[Ausgewählter Auszug]
● ● ● ●
Autonome Segeldrohne: Auf der Spur des Kohlendioxids im Atlantik

Ein autonomes Mini-Segelboot kreuzt derzeit im tropischen Atlantik, um detaillierte Informationen zur Kohlendioxid-Konzentration an der Meeresoberfläche zu sammeln. Die spezielle Drohne wurde im Rahmen des Projekts SAILDRONE vom Bundesministerium für Bildung und Forschung (BMBF) gefördert. Mit dem Vorhaben unter Leitung des GEOMAR Helmholtz-Zentrums für Ozeanforschung Kiel soll die Ozeanbeobachtung im Atlantik verbessert werden.
● ● ● ●
[Bereitgestelltes Material]
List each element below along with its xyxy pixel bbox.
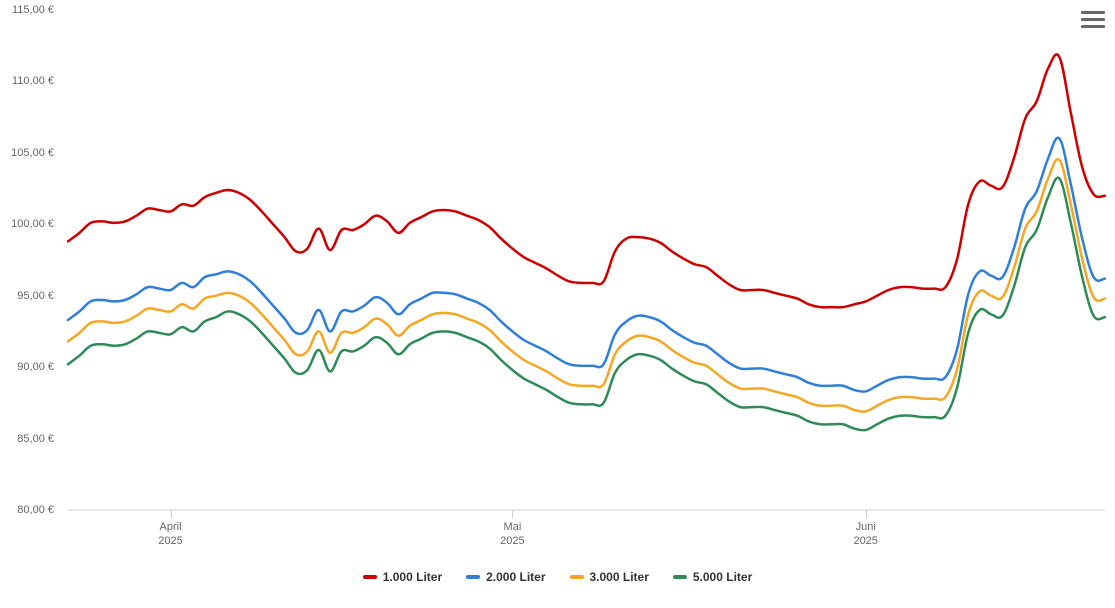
● ● ● ●
[Ziele]
a - Welche Einrichtung leitet laut dem Auszug über die Segeldrohne das Vorhaben?
b - Fasse den Auszug über die Segeldrohne in zwei Sätzen zusammen.
c - Führe den Auszug über die Segeldrohne im Anschluss an seinen letzten Satz fort.

[Antworten je Aufgabe]
a - Das GEOMAR Helmholtz-Zentrum für Ozeanforschung Kiel leitet das Vorhaben.

b - Ein autonomes Mini-Segelboot kreuzt im tropischen Atlantik, um detaillierte Informationen zur Kohlendioxid-Konzentration an der Meeresoberfläche zu sammeln. Die Drohne wurde im Projekt SAILDRONE vom BMBF gefördert, das unter Leitung des GEOMAR Helmholtz-Zentrums für Ozeanforschung Kiel die Ozeanbeobachtung im Atlantik verbessern soll.

c -
Wie schnell erwärmt sich der Ozean? Wie viel Kohlendioxid nimmt er auf? Wie unterscheiden sich diese natürlichen Prozesse in den verschiedenen Meeresregionen und wie stark werden sie vom Klimawandel beeinflusst? Was sind die Konsequenzen für das Leben im Meer? Forschende aus Frankreich, Brasilien und Deutschland untersuchen derzeit im Rahmen des europäischen Projekts EuroSea sowie des vom BMBF geförderten Projekts SAILDRONE, wie autonom segelnde Drohnen dazu beitragen können, die Folgen des Klimawandels für den Ozean besser zu verstehen. Je mehr Daten gewonnen und ausgewertet werden, desto früher können Risiken erkannt und Maßnahmen zum Schutz und zur nachhaltigen Nutzung entwickelt werden.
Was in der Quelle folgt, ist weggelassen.